> **Task details**: Omit all images, then return the remaining material exactly as it stands.

> **Records shown**:
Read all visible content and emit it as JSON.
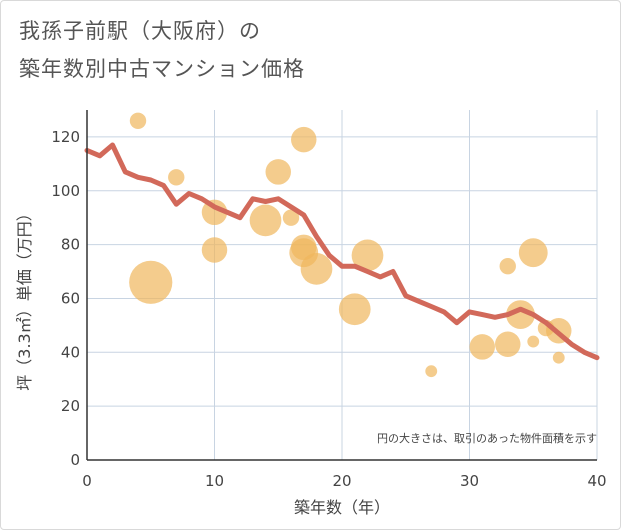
{
  "title_line1": "我孫子前駅（大阪府）の",
  "title_line2": "築年数別中古マンション価格",
  "chart_data": {
    "type": "scatter",
    "xlabel": "築年数（年）",
    "ylabel": "坪（3.3㎡）単価（万円）",
    "xlim": [
      0,
      40
    ],
    "ylim": [
      0,
      130
    ],
    "x_ticks": [
      0,
      10,
      20,
      30,
      40
    ],
    "y_ticks": [
      0,
      20,
      40,
      60,
      80,
      100,
      120
    ],
    "grid": true,
    "note": "円の大きさは、取引のあった物件面積を示す",
    "colors": {
      "bubble": "#f0b65c",
      "line": "#d2695a",
      "grid": "#c8d4e2",
      "axis": "#333333"
    },
    "bubbles": [
      {
        "x": 4,
        "y": 126,
        "size": 1
      },
      {
        "x": 5,
        "y": 66,
        "size": 10
      },
      {
        "x": 7,
        "y": 105,
        "size": 1
      },
      {
        "x": 10,
        "y": 92,
        "size": 3
      },
      {
        "x": 10,
        "y": 78,
        "size": 3
      },
      {
        "x": 14,
        "y": 89,
        "size": 5
      },
      {
        "x": 15,
        "y": 107,
        "size": 3
      },
      {
        "x": 16,
        "y": 90,
        "size": 1
      },
      {
        "x": 17,
        "y": 119,
        "size": 3
      },
      {
        "x": 17,
        "y": 79,
        "size": 3
      },
      {
        "x": 17,
        "y": 77,
        "size": 4
      },
      {
        "x": 18,
        "y": 71,
        "size": 5
      },
      {
        "x": 21,
        "y": 56,
        "size": 5
      },
      {
        "x": 22,
        "y": 76,
        "size": 5
      },
      {
        "x": 27,
        "y": 33,
        "size": 0.4
      },
      {
        "x": 31,
        "y": 42,
        "size": 3
      },
      {
        "x": 33,
        "y": 43,
        "size": 3
      },
      {
        "x": 33,
        "y": 72,
        "size": 1
      },
      {
        "x": 34,
        "y": 54,
        "size": 4
      },
      {
        "x": 35,
        "y": 77,
        "size": 4
      },
      {
        "x": 35,
        "y": 44,
        "size": 0.4
      },
      {
        "x": 36,
        "y": 49,
        "size": 1
      },
      {
        "x": 37,
        "y": 48,
        "size": 3
      },
      {
        "x": 37,
        "y": 38,
        "size": 0.4
      }
    ],
    "trend": {
      "x": [
        0,
        1,
        2,
        3,
        4,
        5,
        6,
        7,
        8,
        9,
        10,
        11,
        12,
        13,
        14,
        15,
        16,
        17,
        18,
        19,
        20,
        21,
        22,
        23,
        24,
        25,
        26,
        27,
        28,
        29,
        30,
        31,
        32,
        33,
        34,
        35,
        36,
        37,
        38,
        39,
        40
      ],
      "y": [
        115,
        113,
        117,
        107,
        105,
        104,
        102,
        95,
        99,
        97,
        94,
        92,
        90,
        97,
        96,
        97,
        94,
        91,
        83,
        76,
        72,
        72,
        70,
        68,
        70,
        61,
        59,
        57,
        55,
        51,
        55,
        54,
        53,
        54,
        56,
        54,
        51,
        47,
        43,
        40,
        38
      ]
    }
  }
}
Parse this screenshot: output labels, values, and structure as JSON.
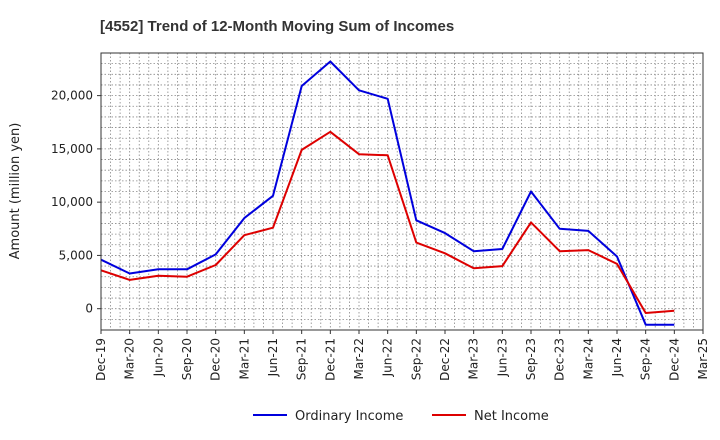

> **Complete answer**:
Read all visible content and emit it as JSON.
{
  "title_line1": "我孫子前駅（大阪府）の",
  "title_line2": "築年数別中古マンション価格",
  "chart_data": {
    "type": "scatter",
    "xlabel": "築年数（年）",
    "ylabel": "坪（3.3㎡）単価（万円）",
    "xlim": [
      0,
      40
    ],
    "ylim": [
      0,
      130
    ],
    "x_ticks": [
      0,
      10,
      20,
      30,
      40
    ],
    "y_ticks": [
      0,
      20,
      40,
      60,
      80,
      100,
      120
    ],
    "grid": true,
    "note": "円の大きさは、取引のあった物件面積を示す",
    "colors": {
      "bubble": "#f0b65c",
      "line": "#d2695a",
      "grid": "#c8d4e2",
      "axis": "#333333"
    },
    "bubbles": [
      {
        "x": 4,
        "y": 126,
        "size": 1
      },
      {
        "x": 5,
        "y": 66,
        "size": 10
      },
      {
        "x": 7,
        "y": 105,
        "size": 1
      },
      {
        "x": 10,
        "y": 92,
        "size": 3
      },
      {
        "x": 10,
        "y": 78,
        "size": 3
      },
      {
        "x": 14,
        "y": 89,
        "size": 5
      },
      {
        "x": 15,
        "y": 107,
        "size": 3
      },
      {
        "x": 16,
        "y": 90,
        "size": 1
      },
      {
        "x": 17,
        "y": 119,
        "size": 3
      },
      {
        "x": 17,
        "y": 79,
        "size": 3
      },
      {
        "x": 17,
        "y": 77,
        "size": 4
      },
      {
        "x": 18,
        "y": 71,
        "size": 5
      },
      {
        "x": 21,
        "y": 56,
        "size": 5
      },
      {
        "x": 22,
        "y": 76,
        "size": 5
      },
      {
        "x": 27,
        "y": 33,
        "size": 0.4
      },
      {
        "x": 31,
        "y": 42,
        "size": 3
      },
      {
        "x": 33,
        "y": 43,
        "size": 3
      },
      {
        "x": 33,
        "y": 72,
        "size": 1
      },
      {
        "x": 34,
        "y": 54,
        "size": 4
      },
      {
        "x": 35,
        "y": 77,
        "size": 4
      },
      {
        "x": 35,
        "y": 44,
        "size": 0.4
      },
      {
        "x": 36,
        "y": 49,
        "size": 1
      },
      {
        "x": 37,
        "y": 48,
        "size": 3
      },
      {
        "x": 37,
        "y": 38,
        "size": 0.4
      }
    ],
    "trend": {
      "x": [
        0,
        1,
        2,
        3,
        4,
        5,
        6,
        7,
        8,
        9,
        10,
        11,
        12,
        13,
        14,
        15,
        16,
        17,
        18,
        19,
        20,
        21,
        22,
        23,
        24,
        25,
        26,
        27,
        28,
        29,
        30,
        31,
        32,
        33,
        34,
        35,
        36,
        37,
        38,
        39,
        40
      ],
      "y": [
        115,
        113,
        117,
        107,
        105,
        104,
        102,
        95,
        99,
        97,
        94,
        92,
        90,
        97,
        96,
        97,
        94,
        91,
        83,
        76,
        72,
        72,
        70,
        68,
        70,
        61,
        59,
        57,
        55,
        51,
        55,
        54,
        53,
        54,
        56,
        54,
        51,
        47,
        43,
        40,
        38
      ]
    }
  }
}
Parse this screenshot: output labels, values, and structure as JSON.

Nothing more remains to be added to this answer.